WORK INSTRUCTIONS — Rename every "wind-arrow" to "wind-vector" in the records below, keeping all other text unchanged. Leave out the pictures when you write the lines again.

________________________________________

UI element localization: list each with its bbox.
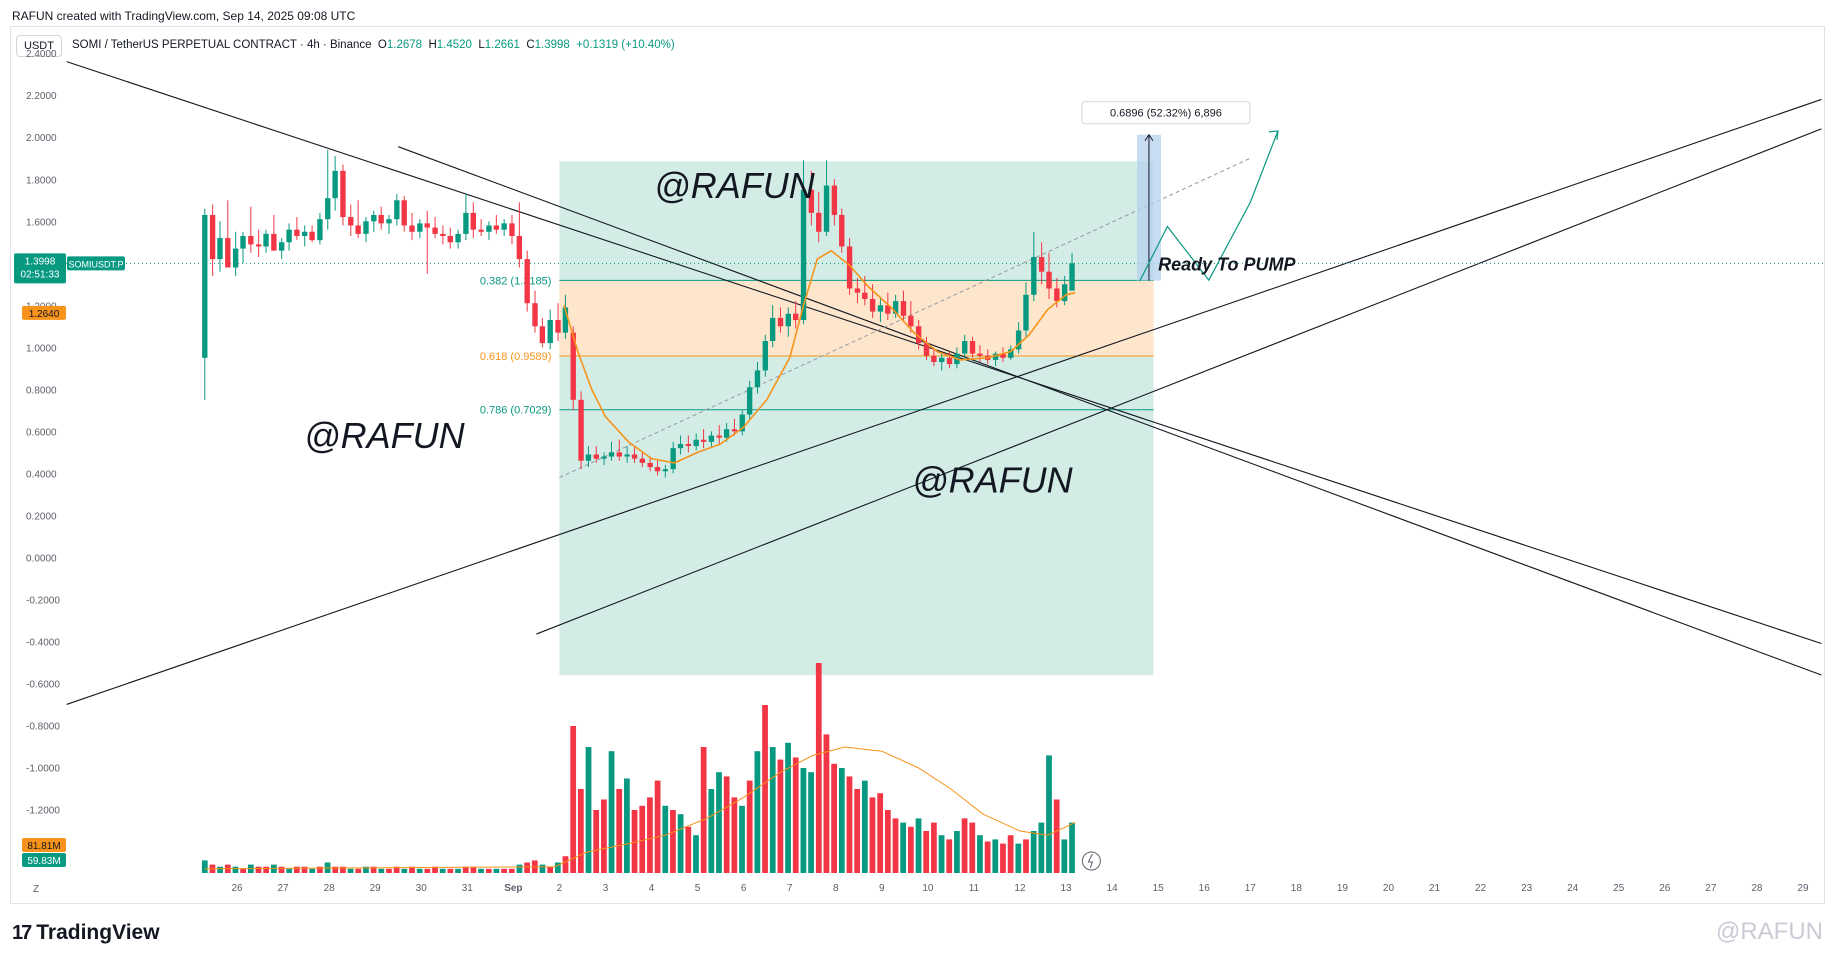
- close-value: 1.3998: [534, 39, 570, 51]
- open-label: O: [377, 39, 387, 51]
- corner-watermark: @RAFUN: [1715, 918, 1823, 945]
- chart-frame: [10, 26, 1825, 904]
- symbol-legend: SOMI / TetherUS PERPETUAL CONTRACT · 4h …: [72, 35, 675, 55]
- tradingview-mark-icon: 17: [12, 921, 32, 944]
- symbol-title[interactable]: SOMI / TetherUS PERPETUAL CONTRACT · 4h …: [72, 39, 372, 51]
- change-value: +0.1319 (+10.40%): [576, 39, 675, 51]
- high-label: H: [428, 39, 437, 51]
- logo-text: TradingView: [36, 921, 160, 944]
- credit-line: RAFUN created with TradingView.com, Sep …: [12, 9, 356, 23]
- close-label: C: [526, 39, 535, 51]
- currency-badge[interactable]: USDT: [16, 35, 62, 57]
- tradingview-logo: 17 TradingView: [12, 921, 160, 945]
- high-value: 1.4520: [436, 39, 472, 51]
- low-value: 1.2661: [484, 39, 520, 51]
- low-label: L: [478, 39, 485, 51]
- open-value: 1.2678: [386, 39, 423, 51]
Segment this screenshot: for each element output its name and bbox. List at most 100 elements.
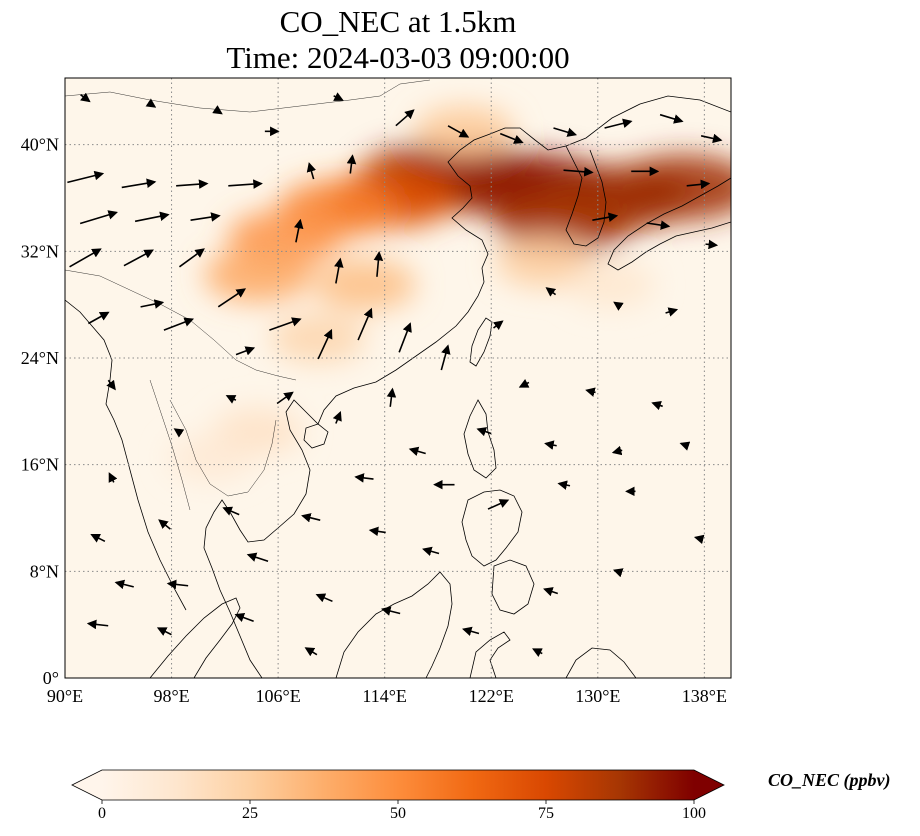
wind-arrow	[476, 427, 492, 437]
wind-arrow	[612, 568, 624, 578]
wind-arrow	[563, 167, 594, 177]
colorbar-max-extension	[694, 770, 724, 800]
wind-arrow	[665, 307, 679, 317]
wind-arrow	[686, 179, 711, 190]
wind-arrow	[357, 307, 373, 341]
coastline-mindanao	[491, 559, 535, 615]
wind-arrow	[190, 212, 221, 222]
wind-arrow	[123, 249, 154, 267]
wind-arrow	[276, 391, 294, 405]
colorbar-min-extension	[72, 770, 102, 800]
title-line-1: CO_NEC at 1.5km	[279, 4, 517, 39]
wind-arrow	[493, 320, 504, 331]
wind-arrow	[90, 533, 106, 543]
wind-arrow	[487, 499, 510, 510]
wind-arrow	[178, 248, 205, 268]
wind-arrow	[422, 546, 440, 556]
wind-arrow	[145, 98, 157, 108]
wind-arrow	[544, 440, 557, 450]
wind-arrow	[613, 301, 624, 311]
wind-arrow	[545, 287, 557, 297]
wind-arrow	[693, 534, 705, 545]
wind-arrow	[332, 411, 342, 424]
map-frame	[64, 77, 732, 679]
wind-arrow	[462, 626, 480, 636]
coastline-borneo	[335, 571, 453, 678]
wind-arrow	[86, 619, 109, 630]
wind-arrow	[659, 113, 684, 124]
wind-arrow	[592, 212, 619, 222]
lat-tick-label: 8°N	[30, 561, 59, 581]
wind-arrow	[108, 472, 118, 483]
lon-tick-label: 90°E	[47, 686, 83, 706]
coastline-new-guinea	[565, 647, 637, 678]
wind-arrow	[134, 211, 170, 223]
wind-arrow	[333, 92, 344, 101]
concentration-patch	[313, 258, 416, 311]
coastline-korea	[565, 145, 607, 247]
lon-tick-label: 130°E	[575, 686, 620, 706]
wind-arrow	[373, 250, 384, 277]
coastline-sumatra	[149, 597, 241, 678]
wind-arrow	[69, 248, 102, 268]
wind-arrow	[447, 125, 470, 138]
wind-arrow	[646, 220, 671, 230]
lat-tick-label: 0°	[43, 668, 59, 688]
concentration-patch	[414, 105, 515, 157]
border-thailand	[149, 379, 191, 511]
concentration-patch	[168, 434, 256, 482]
wind-arrow	[166, 579, 189, 590]
wind-arrow	[532, 648, 543, 658]
wind-arrow	[585, 387, 596, 397]
wind-arrow	[315, 593, 333, 603]
wind-arrow	[217, 288, 247, 308]
concentration-patch	[612, 154, 731, 221]
coastline-hainan	[303, 423, 329, 449]
concentration-patch	[270, 313, 366, 363]
wind-arrow	[440, 344, 451, 371]
lon-tick-label: 106°E	[256, 686, 301, 706]
lon-tick-label: 114°E	[362, 686, 407, 706]
wind-arrow	[228, 179, 263, 189]
wind-arrow	[395, 109, 415, 127]
coastline-luzon	[463, 399, 497, 479]
wind-arrow	[88, 311, 110, 325]
colorbar	[71, 769, 725, 804]
colorbar-tick-label: 25	[242, 805, 258, 822]
coastline-visayas	[461, 489, 523, 567]
border-indochina	[169, 399, 277, 497]
lat-tick-label: 24°N	[21, 348, 59, 368]
concentration-patch	[495, 236, 594, 288]
lon-tick-label: 138°E	[682, 686, 727, 706]
wind-arrow	[557, 480, 571, 490]
wind-vectors	[67, 92, 723, 658]
wind-arrow	[304, 647, 318, 657]
wind-arrow	[317, 328, 333, 360]
wind-arrow	[368, 526, 386, 537]
wind-arrow	[700, 133, 723, 144]
wind-arrow	[225, 395, 237, 404]
wind-arrow	[106, 379, 116, 391]
wind-arrow	[235, 346, 256, 356]
wind-arrow	[173, 428, 185, 438]
colorbar-tick-label: 0	[98, 805, 106, 822]
lat-tick-label: 32°N	[21, 241, 59, 261]
border-china-mongolia	[65, 79, 431, 113]
wind-arrow	[604, 118, 633, 129]
wind-arrow	[354, 473, 374, 483]
concentration-patch	[566, 261, 656, 309]
wind-arrow	[67, 170, 105, 184]
lon-tick-label: 98°E	[153, 686, 189, 706]
wind-arrow	[176, 179, 209, 189]
wind-arrow	[346, 154, 357, 174]
country-borders	[65, 79, 431, 511]
concentration-field	[168, 105, 731, 482]
wind-arrow	[306, 162, 317, 180]
wind-arrow	[163, 317, 195, 331]
colorbar-tick-label: 75	[538, 805, 554, 822]
lat-tick-label: 16°N	[21, 455, 59, 475]
wind-arrow	[79, 210, 118, 225]
axis-ticks: 90°E 98°E 106°E 114°E 122°E 130°E 138°E 0° 8°N 16…	[21, 135, 727, 706]
wind-arrow	[114, 579, 134, 590]
wind-arrow	[499, 132, 524, 144]
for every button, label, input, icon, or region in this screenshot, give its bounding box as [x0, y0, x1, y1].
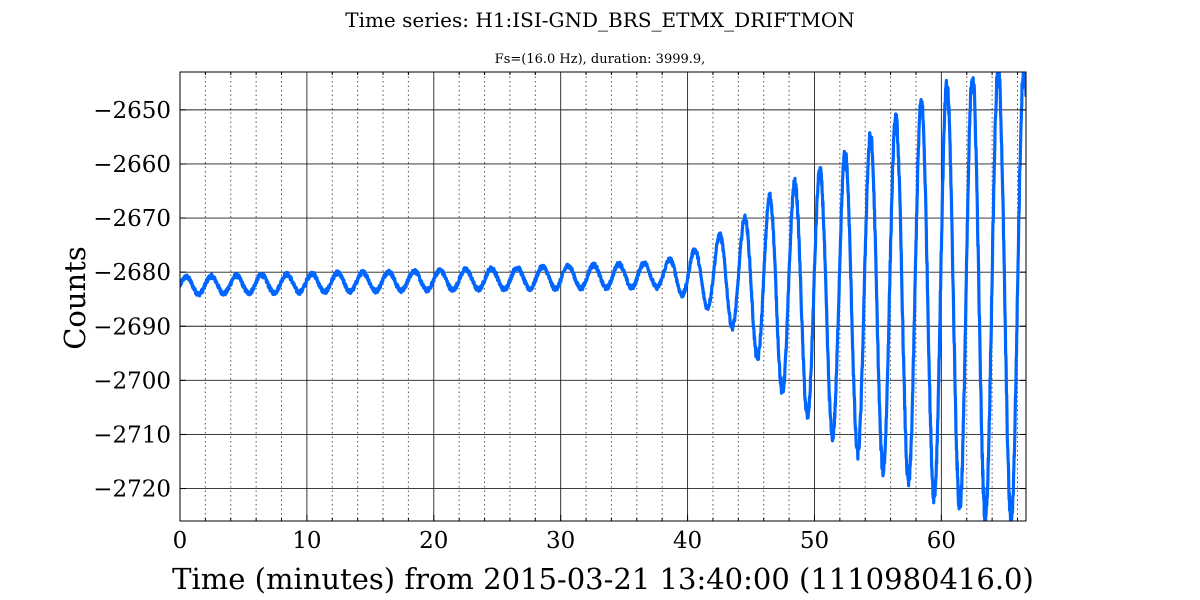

________________________________________

ANSWER FOR THE TASK —
UI element localization: list each with its bbox.
- close-value: 1.3998: [534, 39, 570, 51]
- open-label: O: [377, 39, 387, 51]
- corner-watermark: @RAFUN: [1715, 918, 1823, 945]
- chart-frame: [10, 26, 1825, 904]
- symbol-legend: SOMI / TetherUS PERPETUAL CONTRACT · 4h …: [72, 35, 675, 55]
- tradingview-mark-icon: 17: [12, 921, 32, 944]
- symbol-title[interactable]: SOMI / TetherUS PERPETUAL CONTRACT · 4h …: [72, 39, 372, 51]
- change-value: +0.1319 (+10.40%): [576, 39, 675, 51]
- high-label: H: [428, 39, 437, 51]
- logo-text: TradingView: [36, 921, 160, 944]
- credit-line: RAFUN created with TradingView.com, Sep …: [12, 9, 356, 23]
- close-label: C: [526, 39, 535, 51]
- currency-badge[interactable]: USDT: [16, 35, 62, 57]
- tradingview-logo: 17 TradingView: [12, 921, 160, 945]
- high-value: 1.4520: [436, 39, 472, 51]
- low-value: 1.2661: [484, 39, 520, 51]
- low-label: L: [478, 39, 485, 51]
- open-value: 1.2678: [386, 39, 423, 51]
Segment this screenshot: for each element output its name and bbox. List at most 100 elements.
wind-vector	[476, 427, 492, 437]
wind-vector	[612, 568, 624, 578]
wind-vector	[563, 167, 594, 177]
colorbar-max-extension	[694, 770, 724, 800]
wind-vector	[665, 307, 679, 317]
wind-vector	[686, 179, 711, 190]
wind-vector	[357, 307, 373, 341]
coastline-mindanao	[491, 559, 535, 615]
wind-vector	[190, 212, 221, 222]
wind-vector	[123, 249, 154, 267]
wind-vector	[276, 391, 294, 405]
colorbar-min-extension	[72, 770, 102, 800]
title-line-1: CO_NEC at 1.5km	[279, 4, 517, 39]
wind-vector	[493, 320, 504, 331]
wind-vector	[90, 533, 106, 543]
wind-vector	[487, 499, 510, 510]
wind-vector	[178, 248, 205, 268]
wind-vector	[422, 546, 440, 556]
wind-vector	[145, 98, 157, 108]
wind-vector	[544, 440, 557, 450]
wind-vector	[613, 301, 624, 311]
wind-vector	[545, 287, 557, 297]
wind-vector	[693, 534, 705, 545]
wind-vector	[332, 411, 342, 424]
map-frame	[64, 77, 732, 679]
wind-vector	[462, 626, 480, 636]
coastline-borneo	[335, 571, 453, 678]
wind-vector	[86, 619, 109, 630]
wind-vector	[659, 113, 684, 124]
wind-vector	[592, 212, 619, 222]
lat-tick-label: 8°N	[30, 561, 59, 581]
wind-vector	[108, 472, 118, 483]
lon-tick-label: 90°E	[47, 686, 83, 706]
coastline-new-guinea	[565, 647, 637, 678]
wind-vector	[134, 211, 170, 223]
wind-vector	[333, 92, 344, 101]
concentration-patch	[313, 258, 416, 311]
coastline-korea	[565, 145, 607, 247]
lon-tick-label: 130°E	[575, 686, 620, 706]
wind-vector	[373, 250, 384, 277]
coastline-sumatra	[149, 597, 241, 678]
wind-vector	[69, 248, 102, 268]
wind-vector	[447, 125, 470, 138]
wind-vector	[646, 220, 671, 230]
lat-tick-label: 0°	[43, 668, 59, 688]
concentration-patch	[414, 105, 515, 157]
border-thailand	[149, 379, 191, 511]
concentration-patch	[168, 434, 256, 482]
wind-vector	[166, 579, 189, 590]
wind-vector	[532, 648, 543, 658]
wind-vector	[585, 387, 596, 397]
wind-vector	[315, 593, 333, 603]
wind-vector	[217, 288, 247, 308]
concentration-patch	[612, 154, 731, 221]
coastline-hainan	[303, 423, 329, 449]
concentration-patch	[270, 313, 366, 363]
wind-vector	[440, 344, 451, 371]
lon-tick-label: 106°E	[256, 686, 301, 706]
lon-tick-label: 114°E	[362, 686, 407, 706]
wind-vector	[228, 179, 263, 189]
wind-vector	[395, 109, 415, 127]
coastline-luzon	[463, 399, 497, 479]
wind-vector	[88, 311, 110, 325]
colorbar	[71, 769, 725, 804]
colorbar-tick-label: 25	[242, 805, 258, 822]
coastline-visayas	[461, 489, 523, 567]
border-indochina	[169, 399, 277, 497]
lat-tick-label: 24°N	[21, 348, 59, 368]
concentration-patch	[495, 236, 594, 288]
lon-tick-label: 138°E	[682, 686, 727, 706]
wind-vector	[557, 480, 571, 490]
wind-vectors	[67, 92, 723, 658]
wind-vector	[304, 647, 318, 657]
wind-vector	[317, 328, 333, 360]
wind-vector	[368, 526, 386, 537]
wind-vector	[700, 133, 723, 144]
wind-vector	[225, 395, 237, 404]
wind-vector	[106, 379, 116, 391]
wind-vector	[235, 346, 256, 356]
wind-vector	[173, 428, 185, 438]
colorbar-tick-label: 0	[98, 805, 106, 822]
lat-tick-label: 32°N	[21, 241, 59, 261]
border-china-mongolia	[65, 79, 431, 113]
wind-vector	[604, 118, 633, 129]
wind-vector	[354, 473, 374, 483]
concentration-patch	[566, 261, 656, 309]
wind-vector	[67, 170, 105, 184]
lon-tick-label: 98°E	[153, 686, 189, 706]
wind-vector	[176, 179, 209, 189]
wind-vector	[346, 154, 357, 174]
country-borders	[65, 79, 431, 511]
concentration-field	[168, 105, 731, 482]
wind-vector	[306, 162, 317, 180]
wind-vector	[163, 317, 195, 331]
colorbar-tick-label: 75	[538, 805, 554, 822]
lat-tick-label: 16°N	[21, 455, 59, 475]
wind-vector	[79, 210, 118, 225]
axis-ticks: 90°E 98°E 106°E 114°E 122°E 130°E 138°E 0° 8°N 16…	[21, 135, 727, 706]
wind-vector	[114, 579, 134, 590]
wind-vector	[499, 132, 524, 144]
for every button, label, input, icon, or region in this screenshot, give its bounding box as [x0, y0, x1, y1].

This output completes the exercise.